━━━━━ INFORMATION SUPPLIED
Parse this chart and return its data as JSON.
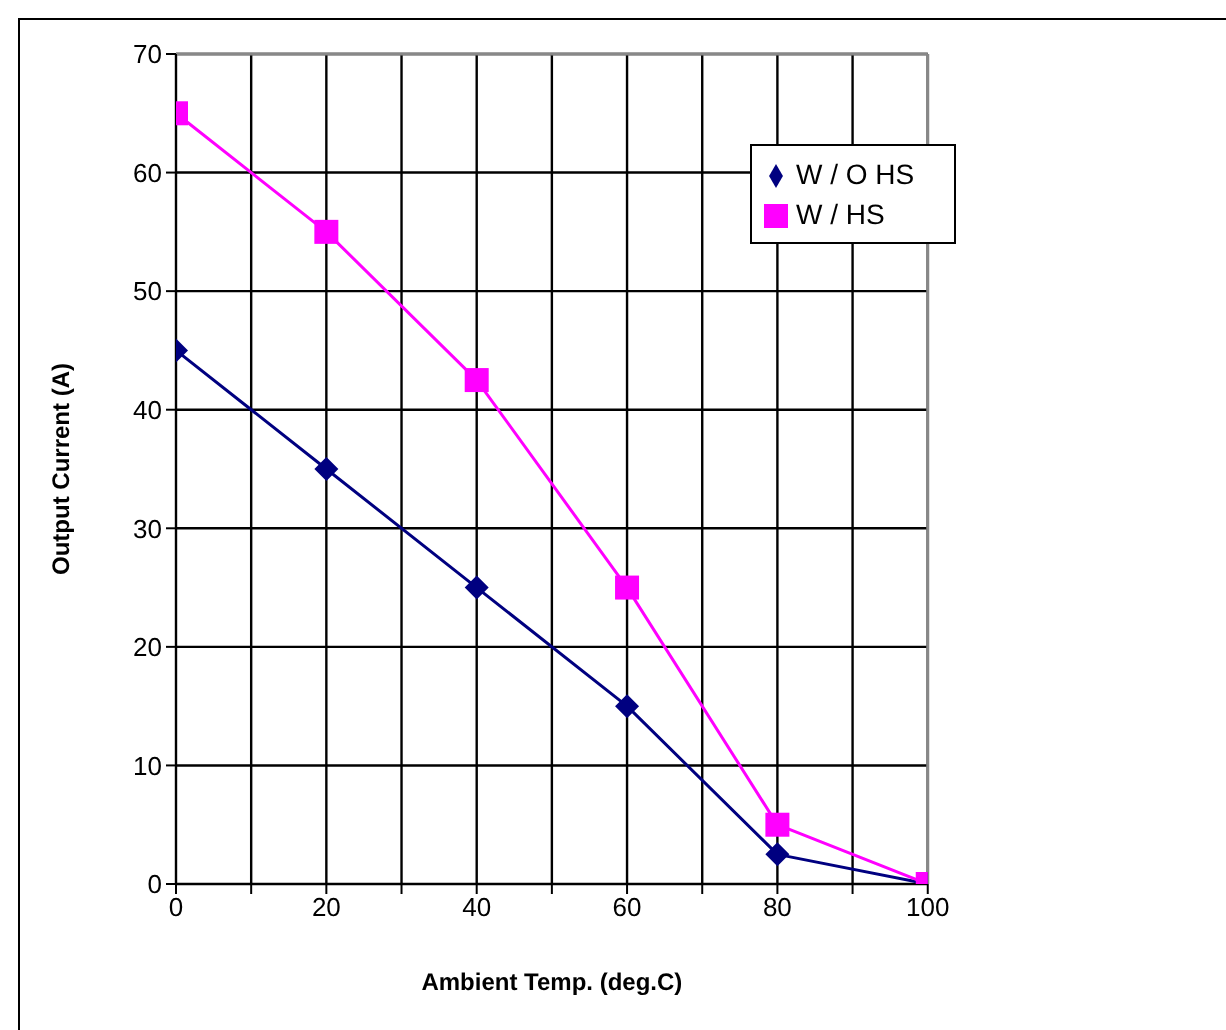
{
  "chart_data": {
    "type": "line",
    "xlabel": "Ambient Temp. (deg.C)",
    "ylabel": "Output Current (A)",
    "x": [
      0,
      20,
      40,
      60,
      80,
      100
    ],
    "series": [
      {
        "name": "W / O HS",
        "color": "#000080",
        "marker": "diamond",
        "values": [
          45,
          35,
          25,
          15,
          2.5,
          0
        ]
      },
      {
        "name": "W / HS",
        "color": "#ff00ff",
        "marker": "square",
        "values": [
          65,
          55,
          42.5,
          25,
          5,
          0
        ]
      }
    ],
    "xlim": [
      0,
      100
    ],
    "xticks": [
      0,
      {
        "value": 10,
        "label": null
      },
      20,
      {
        "value": 30,
        "label": null
      },
      40,
      {
        "value": 50,
        "label": null
      },
      60,
      {
        "value": 70,
        "label": null
      },
      80,
      {
        "value": 90,
        "label": null
      },
      100
    ],
    "ylim": [
      0,
      70
    ],
    "yticks": [
      0,
      10,
      20,
      30,
      40,
      50,
      60,
      70
    ],
    "grid": true,
    "legend": "top right",
    "line_style": "solid"
  }
}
━━━━━━━━━━
» **TASK REQUIREMENTS**
Skipping the pictures, transcribe each line above exactly as it appears.

» **PROBLEM SOLUTION**
Parse this chart and return its data as JSON.
{
  "chart_data": {
    "type": "line",
    "xlabel": "Ambient Temp. (deg.C)",
    "ylabel": "Output Current (A)",
    "x": [
      0,
      20,
      40,
      60,
      80,
      100
    ],
    "series": [
      {
        "name": "W / O HS",
        "color": "#000080",
        "marker": "diamond",
        "values": [
          45,
          35,
          25,
          15,
          2.5,
          0
        ]
      },
      {
        "name": "W / HS",
        "color": "#ff00ff",
        "marker": "square",
        "values": [
          65,
          55,
          42.5,
          25,
          5,
          0
        ]
      }
    ],
    "xlim": [
      0,
      100
    ],
    "xticks": [
      0,
      {
        "value": 10,
        "label": null
      },
      20,
      {
        "value": 30,
        "label": null
      },
      40,
      {
        "value": 50,
        "label": null
      },
      60,
      {
        "value": 70,
        "label": null
      },
      80,
      {
        "value": 90,
        "label": null
      },
      100
    ],
    "ylim": [
      0,
      70
    ],
    "yticks": [
      0,
      10,
      20,
      30,
      40,
      50,
      60,
      70
    ],
    "grid": true,
    "legend": "top right",
    "line_style": "solid"
  }
}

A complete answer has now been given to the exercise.